PROBLEM DESCRIPTION
Gather the lines that hold the string "Industrial".
----- MATERIAL TO PROCESS
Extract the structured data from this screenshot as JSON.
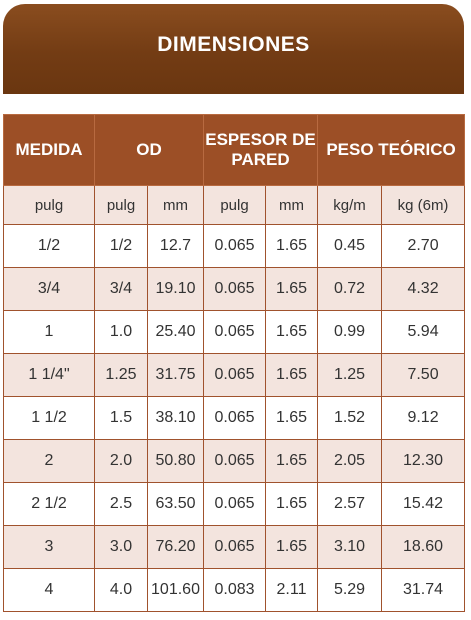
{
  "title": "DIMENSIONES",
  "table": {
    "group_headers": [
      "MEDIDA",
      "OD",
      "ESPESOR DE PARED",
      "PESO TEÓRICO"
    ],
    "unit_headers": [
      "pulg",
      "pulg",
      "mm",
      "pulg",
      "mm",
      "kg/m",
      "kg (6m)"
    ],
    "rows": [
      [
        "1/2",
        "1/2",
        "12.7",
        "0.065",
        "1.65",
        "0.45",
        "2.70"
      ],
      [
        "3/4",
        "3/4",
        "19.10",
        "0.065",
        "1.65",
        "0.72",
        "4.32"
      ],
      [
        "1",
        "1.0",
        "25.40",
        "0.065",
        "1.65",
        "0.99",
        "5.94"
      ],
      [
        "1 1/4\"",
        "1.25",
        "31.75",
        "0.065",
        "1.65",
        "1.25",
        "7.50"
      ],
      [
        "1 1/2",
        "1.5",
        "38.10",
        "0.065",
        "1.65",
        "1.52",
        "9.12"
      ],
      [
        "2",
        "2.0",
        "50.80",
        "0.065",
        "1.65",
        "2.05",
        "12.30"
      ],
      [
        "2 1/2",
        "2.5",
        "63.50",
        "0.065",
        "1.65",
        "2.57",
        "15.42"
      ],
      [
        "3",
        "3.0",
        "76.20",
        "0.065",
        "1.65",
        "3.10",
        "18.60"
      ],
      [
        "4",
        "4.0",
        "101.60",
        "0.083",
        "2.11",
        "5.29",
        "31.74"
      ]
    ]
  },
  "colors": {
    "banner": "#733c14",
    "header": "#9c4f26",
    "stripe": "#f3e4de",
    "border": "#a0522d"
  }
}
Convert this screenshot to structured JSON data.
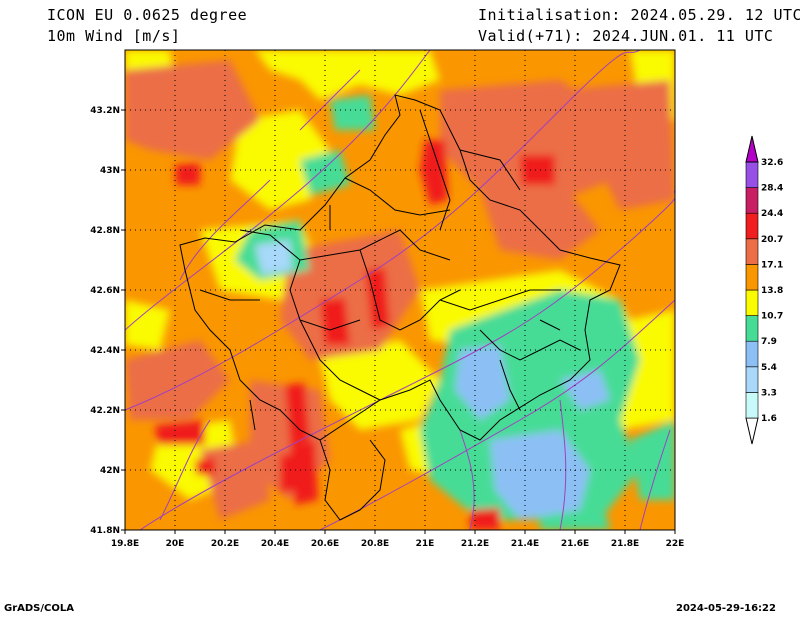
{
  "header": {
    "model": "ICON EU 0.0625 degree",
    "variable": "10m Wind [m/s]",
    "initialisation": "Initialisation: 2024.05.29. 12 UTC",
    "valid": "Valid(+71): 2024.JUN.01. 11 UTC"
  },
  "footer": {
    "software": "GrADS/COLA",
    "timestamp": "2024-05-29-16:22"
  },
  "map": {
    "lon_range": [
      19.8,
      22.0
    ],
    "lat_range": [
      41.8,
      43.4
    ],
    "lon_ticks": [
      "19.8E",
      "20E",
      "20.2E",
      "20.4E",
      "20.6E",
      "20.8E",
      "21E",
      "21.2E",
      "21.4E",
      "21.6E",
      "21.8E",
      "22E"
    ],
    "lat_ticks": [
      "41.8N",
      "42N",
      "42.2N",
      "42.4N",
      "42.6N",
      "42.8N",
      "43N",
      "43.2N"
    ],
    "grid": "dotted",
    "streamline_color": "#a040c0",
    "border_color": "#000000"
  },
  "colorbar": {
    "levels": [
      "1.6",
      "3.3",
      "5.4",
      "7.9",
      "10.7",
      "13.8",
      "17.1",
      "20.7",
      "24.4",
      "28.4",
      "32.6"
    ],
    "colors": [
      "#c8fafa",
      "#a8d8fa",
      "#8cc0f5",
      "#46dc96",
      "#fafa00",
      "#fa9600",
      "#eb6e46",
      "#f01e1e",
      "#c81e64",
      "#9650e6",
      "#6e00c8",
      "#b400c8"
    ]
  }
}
----------
----- MATERIAL TO PROCESS
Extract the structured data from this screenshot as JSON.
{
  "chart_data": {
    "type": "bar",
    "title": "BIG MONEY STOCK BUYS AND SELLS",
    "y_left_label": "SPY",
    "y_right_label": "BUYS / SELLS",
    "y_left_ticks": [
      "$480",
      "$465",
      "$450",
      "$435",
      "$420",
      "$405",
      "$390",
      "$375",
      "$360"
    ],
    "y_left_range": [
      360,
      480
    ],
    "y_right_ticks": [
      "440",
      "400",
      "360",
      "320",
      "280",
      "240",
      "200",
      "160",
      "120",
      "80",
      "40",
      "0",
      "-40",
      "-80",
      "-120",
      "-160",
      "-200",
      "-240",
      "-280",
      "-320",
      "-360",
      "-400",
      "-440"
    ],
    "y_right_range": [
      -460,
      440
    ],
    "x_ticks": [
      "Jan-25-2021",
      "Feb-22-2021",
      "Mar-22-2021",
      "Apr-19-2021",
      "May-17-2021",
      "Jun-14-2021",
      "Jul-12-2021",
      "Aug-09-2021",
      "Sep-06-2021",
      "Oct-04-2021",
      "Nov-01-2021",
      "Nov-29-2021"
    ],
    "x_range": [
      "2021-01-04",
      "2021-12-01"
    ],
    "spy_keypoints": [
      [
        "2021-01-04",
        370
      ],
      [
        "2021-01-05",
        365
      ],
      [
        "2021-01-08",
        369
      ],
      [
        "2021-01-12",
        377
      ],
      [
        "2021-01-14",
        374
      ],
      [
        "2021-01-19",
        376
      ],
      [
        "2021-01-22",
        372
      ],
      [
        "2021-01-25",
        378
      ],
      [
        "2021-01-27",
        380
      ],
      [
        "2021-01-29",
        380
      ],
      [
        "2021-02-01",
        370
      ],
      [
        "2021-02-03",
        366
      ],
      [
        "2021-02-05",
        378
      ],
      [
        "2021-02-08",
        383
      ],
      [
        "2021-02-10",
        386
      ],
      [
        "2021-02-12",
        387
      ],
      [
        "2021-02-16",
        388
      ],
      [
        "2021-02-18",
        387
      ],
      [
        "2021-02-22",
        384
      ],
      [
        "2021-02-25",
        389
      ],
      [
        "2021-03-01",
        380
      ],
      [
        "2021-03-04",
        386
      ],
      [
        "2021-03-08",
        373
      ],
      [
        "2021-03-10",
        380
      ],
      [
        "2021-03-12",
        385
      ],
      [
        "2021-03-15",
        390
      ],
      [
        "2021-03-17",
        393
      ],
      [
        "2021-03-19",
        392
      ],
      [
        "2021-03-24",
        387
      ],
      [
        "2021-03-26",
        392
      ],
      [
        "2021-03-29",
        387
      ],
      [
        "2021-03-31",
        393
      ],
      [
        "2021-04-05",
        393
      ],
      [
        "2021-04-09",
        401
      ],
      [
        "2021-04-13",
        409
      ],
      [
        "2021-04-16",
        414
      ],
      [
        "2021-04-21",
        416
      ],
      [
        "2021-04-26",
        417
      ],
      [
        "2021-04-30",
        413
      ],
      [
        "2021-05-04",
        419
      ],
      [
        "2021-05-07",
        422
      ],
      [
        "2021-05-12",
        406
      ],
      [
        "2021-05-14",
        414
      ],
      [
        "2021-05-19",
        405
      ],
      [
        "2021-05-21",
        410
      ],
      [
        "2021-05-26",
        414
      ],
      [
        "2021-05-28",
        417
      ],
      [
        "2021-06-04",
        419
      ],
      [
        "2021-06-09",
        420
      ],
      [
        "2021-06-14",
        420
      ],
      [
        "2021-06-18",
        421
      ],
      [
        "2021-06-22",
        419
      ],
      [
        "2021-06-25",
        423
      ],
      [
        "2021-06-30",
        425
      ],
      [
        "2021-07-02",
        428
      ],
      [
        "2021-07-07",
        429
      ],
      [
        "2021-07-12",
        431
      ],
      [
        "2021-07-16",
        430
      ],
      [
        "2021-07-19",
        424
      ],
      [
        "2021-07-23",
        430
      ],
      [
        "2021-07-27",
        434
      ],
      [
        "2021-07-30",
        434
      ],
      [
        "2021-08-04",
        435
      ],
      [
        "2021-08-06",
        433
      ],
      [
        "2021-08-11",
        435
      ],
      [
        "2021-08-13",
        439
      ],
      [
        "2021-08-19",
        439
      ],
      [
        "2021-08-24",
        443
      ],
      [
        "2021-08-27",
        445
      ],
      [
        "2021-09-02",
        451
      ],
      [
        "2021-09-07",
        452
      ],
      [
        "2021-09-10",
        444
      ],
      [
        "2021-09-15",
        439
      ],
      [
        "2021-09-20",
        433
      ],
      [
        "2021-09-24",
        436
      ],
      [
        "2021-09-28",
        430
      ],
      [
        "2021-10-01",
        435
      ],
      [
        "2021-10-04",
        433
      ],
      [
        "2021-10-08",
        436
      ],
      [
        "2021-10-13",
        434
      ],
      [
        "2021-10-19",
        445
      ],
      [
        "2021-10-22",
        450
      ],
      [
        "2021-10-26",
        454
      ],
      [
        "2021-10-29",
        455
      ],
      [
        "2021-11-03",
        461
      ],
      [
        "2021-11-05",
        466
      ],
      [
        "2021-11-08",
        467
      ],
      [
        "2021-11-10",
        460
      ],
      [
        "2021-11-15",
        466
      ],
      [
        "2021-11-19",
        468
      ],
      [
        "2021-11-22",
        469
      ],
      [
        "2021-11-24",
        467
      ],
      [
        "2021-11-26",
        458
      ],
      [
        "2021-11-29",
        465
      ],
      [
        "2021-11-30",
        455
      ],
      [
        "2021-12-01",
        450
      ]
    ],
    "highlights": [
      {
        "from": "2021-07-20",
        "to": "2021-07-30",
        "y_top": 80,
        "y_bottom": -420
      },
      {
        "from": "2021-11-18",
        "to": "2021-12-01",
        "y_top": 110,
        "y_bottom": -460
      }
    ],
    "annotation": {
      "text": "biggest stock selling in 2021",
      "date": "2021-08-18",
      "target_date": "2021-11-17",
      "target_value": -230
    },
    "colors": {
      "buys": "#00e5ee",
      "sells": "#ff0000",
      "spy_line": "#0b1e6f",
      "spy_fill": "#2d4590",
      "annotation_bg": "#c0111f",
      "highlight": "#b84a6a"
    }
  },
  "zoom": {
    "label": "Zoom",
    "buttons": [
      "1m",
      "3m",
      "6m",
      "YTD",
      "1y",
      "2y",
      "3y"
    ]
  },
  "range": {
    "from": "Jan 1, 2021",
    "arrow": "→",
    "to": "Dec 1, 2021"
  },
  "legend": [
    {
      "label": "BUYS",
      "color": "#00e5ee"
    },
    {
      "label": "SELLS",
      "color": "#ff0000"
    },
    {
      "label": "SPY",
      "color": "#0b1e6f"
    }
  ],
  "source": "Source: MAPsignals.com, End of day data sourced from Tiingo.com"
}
----------
----- MATERIAL TO PROCESS
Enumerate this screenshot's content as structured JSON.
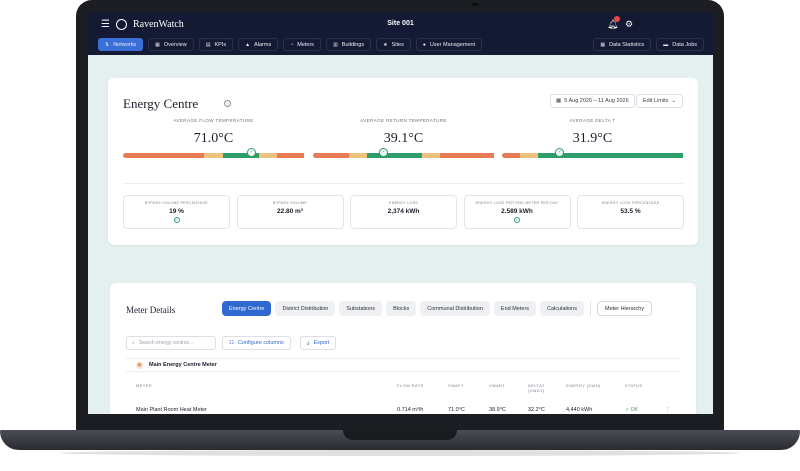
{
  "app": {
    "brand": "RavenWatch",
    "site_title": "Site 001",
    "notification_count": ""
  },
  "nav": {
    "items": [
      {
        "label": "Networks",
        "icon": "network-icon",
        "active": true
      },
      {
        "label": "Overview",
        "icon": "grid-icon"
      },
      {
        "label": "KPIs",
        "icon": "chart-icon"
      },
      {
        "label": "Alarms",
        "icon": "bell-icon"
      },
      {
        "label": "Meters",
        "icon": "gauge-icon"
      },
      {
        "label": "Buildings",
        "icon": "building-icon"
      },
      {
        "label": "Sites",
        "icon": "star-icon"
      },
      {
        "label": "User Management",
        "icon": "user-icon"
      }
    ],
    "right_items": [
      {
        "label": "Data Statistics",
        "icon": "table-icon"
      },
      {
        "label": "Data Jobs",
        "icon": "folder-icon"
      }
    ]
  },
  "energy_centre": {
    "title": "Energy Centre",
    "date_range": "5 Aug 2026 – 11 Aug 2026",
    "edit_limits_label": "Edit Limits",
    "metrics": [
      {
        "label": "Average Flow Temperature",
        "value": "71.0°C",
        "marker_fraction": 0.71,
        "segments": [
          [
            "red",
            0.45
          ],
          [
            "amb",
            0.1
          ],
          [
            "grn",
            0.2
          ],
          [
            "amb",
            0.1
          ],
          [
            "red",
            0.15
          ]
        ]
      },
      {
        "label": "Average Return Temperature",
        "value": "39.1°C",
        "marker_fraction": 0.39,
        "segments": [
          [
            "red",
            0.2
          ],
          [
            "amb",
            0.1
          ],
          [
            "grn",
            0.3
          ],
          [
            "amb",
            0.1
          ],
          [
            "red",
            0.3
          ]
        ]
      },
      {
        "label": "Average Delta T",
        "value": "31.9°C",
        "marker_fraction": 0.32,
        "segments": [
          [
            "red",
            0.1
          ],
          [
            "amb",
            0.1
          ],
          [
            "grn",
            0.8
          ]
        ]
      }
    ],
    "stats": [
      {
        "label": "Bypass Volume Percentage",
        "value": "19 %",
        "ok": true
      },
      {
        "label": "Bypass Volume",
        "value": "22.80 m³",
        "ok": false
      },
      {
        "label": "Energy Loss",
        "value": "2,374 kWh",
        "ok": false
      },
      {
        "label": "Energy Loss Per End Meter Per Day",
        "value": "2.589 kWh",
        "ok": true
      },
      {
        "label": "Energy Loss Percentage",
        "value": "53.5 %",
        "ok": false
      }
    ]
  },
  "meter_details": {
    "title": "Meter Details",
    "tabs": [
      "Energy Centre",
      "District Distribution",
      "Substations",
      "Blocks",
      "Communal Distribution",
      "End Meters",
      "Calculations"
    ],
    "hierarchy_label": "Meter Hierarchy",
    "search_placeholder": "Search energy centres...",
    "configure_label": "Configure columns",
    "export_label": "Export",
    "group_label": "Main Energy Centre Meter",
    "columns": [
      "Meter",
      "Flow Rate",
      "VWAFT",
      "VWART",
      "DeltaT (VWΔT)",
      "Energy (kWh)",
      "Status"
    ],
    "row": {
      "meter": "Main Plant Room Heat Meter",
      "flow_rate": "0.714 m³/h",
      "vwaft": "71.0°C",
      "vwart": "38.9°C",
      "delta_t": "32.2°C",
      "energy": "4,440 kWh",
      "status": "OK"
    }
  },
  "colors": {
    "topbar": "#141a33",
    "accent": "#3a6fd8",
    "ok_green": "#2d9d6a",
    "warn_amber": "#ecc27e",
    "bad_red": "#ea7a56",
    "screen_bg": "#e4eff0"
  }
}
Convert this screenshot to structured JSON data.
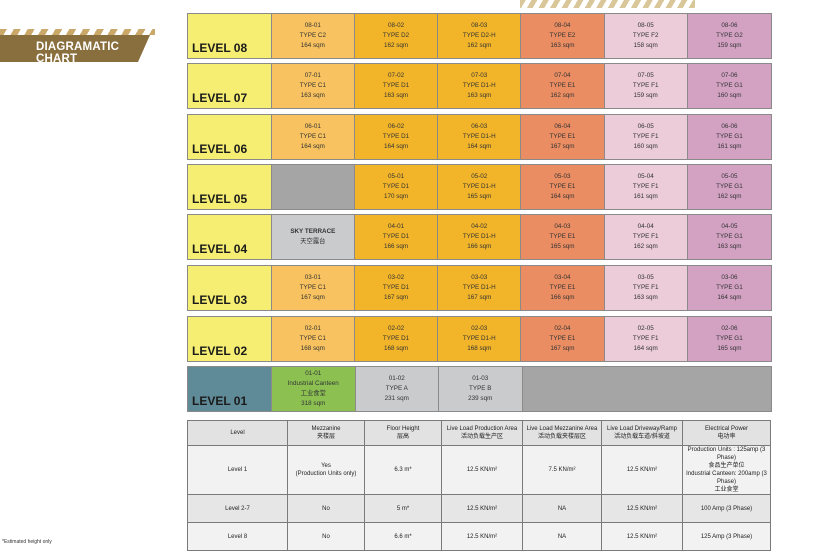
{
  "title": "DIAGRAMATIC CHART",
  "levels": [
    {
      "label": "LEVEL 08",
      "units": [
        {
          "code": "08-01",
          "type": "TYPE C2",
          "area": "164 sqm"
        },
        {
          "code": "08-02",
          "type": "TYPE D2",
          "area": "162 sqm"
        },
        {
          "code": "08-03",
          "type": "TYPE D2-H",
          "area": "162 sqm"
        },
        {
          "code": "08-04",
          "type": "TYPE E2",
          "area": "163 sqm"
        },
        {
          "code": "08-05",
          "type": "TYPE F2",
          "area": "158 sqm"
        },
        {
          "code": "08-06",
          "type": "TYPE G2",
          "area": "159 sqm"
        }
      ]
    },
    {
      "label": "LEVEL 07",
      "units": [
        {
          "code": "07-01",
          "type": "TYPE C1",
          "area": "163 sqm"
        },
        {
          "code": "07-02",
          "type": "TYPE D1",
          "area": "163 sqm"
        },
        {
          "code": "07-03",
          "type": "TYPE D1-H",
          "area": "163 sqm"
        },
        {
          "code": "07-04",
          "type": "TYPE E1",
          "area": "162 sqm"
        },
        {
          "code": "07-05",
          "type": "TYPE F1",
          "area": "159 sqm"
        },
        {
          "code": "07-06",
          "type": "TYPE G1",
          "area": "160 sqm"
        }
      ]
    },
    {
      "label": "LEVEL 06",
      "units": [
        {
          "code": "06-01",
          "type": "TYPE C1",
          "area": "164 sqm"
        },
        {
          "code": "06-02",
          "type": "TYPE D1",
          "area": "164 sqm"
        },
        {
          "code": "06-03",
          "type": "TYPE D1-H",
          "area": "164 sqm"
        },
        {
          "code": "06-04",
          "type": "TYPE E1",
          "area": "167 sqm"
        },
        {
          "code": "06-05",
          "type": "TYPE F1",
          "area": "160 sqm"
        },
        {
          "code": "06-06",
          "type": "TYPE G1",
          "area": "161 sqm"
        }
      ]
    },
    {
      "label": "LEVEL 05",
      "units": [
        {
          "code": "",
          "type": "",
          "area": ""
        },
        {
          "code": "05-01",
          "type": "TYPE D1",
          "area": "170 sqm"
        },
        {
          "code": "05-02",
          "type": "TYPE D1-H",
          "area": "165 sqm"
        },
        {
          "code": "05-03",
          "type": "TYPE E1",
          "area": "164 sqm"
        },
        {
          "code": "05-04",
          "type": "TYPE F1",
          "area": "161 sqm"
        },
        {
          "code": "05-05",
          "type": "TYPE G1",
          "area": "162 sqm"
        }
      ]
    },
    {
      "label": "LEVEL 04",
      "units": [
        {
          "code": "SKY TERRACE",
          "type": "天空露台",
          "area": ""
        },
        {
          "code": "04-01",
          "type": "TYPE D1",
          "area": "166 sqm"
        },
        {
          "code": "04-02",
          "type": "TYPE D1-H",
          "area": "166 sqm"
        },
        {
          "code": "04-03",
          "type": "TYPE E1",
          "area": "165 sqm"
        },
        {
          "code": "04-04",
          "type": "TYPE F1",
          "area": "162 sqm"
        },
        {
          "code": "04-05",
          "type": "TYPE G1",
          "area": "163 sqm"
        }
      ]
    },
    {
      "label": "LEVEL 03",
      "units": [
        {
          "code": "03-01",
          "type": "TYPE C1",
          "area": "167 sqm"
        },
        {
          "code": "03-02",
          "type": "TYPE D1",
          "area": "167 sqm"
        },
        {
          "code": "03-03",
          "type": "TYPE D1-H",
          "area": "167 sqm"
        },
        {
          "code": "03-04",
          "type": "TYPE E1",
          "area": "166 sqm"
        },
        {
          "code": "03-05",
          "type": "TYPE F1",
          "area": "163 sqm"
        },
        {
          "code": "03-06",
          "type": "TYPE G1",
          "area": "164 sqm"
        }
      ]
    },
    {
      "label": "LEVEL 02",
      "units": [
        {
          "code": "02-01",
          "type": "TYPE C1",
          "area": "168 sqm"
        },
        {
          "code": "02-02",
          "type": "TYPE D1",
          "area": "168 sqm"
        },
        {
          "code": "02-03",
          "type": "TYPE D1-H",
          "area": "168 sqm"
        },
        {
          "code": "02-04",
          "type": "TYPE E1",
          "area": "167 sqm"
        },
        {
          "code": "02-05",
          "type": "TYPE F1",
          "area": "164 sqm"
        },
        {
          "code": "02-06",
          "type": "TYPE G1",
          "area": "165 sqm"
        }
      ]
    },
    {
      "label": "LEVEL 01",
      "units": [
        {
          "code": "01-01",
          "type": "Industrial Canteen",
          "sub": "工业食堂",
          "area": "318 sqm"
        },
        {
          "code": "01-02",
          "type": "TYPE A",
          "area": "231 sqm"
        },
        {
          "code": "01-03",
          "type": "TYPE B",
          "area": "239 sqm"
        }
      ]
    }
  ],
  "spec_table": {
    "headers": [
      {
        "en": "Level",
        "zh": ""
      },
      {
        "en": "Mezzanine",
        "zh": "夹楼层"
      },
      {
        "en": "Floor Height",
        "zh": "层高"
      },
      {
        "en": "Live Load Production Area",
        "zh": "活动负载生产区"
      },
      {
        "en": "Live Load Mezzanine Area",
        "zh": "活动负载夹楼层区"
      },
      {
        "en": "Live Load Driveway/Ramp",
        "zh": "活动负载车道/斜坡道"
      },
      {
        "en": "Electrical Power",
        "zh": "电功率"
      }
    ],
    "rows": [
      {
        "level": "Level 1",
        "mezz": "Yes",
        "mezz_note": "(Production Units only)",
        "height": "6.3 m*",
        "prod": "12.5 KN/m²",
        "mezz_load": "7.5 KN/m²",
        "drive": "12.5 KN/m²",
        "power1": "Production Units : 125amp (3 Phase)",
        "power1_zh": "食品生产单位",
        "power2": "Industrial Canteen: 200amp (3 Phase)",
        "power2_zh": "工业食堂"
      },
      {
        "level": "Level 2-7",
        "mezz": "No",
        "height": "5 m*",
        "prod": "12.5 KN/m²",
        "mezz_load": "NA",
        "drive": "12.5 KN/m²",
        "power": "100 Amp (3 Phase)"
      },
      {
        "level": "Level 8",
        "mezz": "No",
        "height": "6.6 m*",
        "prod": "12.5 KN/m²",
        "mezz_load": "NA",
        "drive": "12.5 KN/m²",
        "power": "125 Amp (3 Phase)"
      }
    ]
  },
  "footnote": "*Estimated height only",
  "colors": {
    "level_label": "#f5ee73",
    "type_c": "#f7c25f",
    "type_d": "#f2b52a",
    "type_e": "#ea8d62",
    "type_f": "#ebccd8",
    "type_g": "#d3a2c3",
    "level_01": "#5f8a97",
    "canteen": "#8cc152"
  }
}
----------
EXERCISE RESPONSE
          "type": "Industrial Canteen",
        "power2": "Industrial Canteen: 200amp (3 Phase)",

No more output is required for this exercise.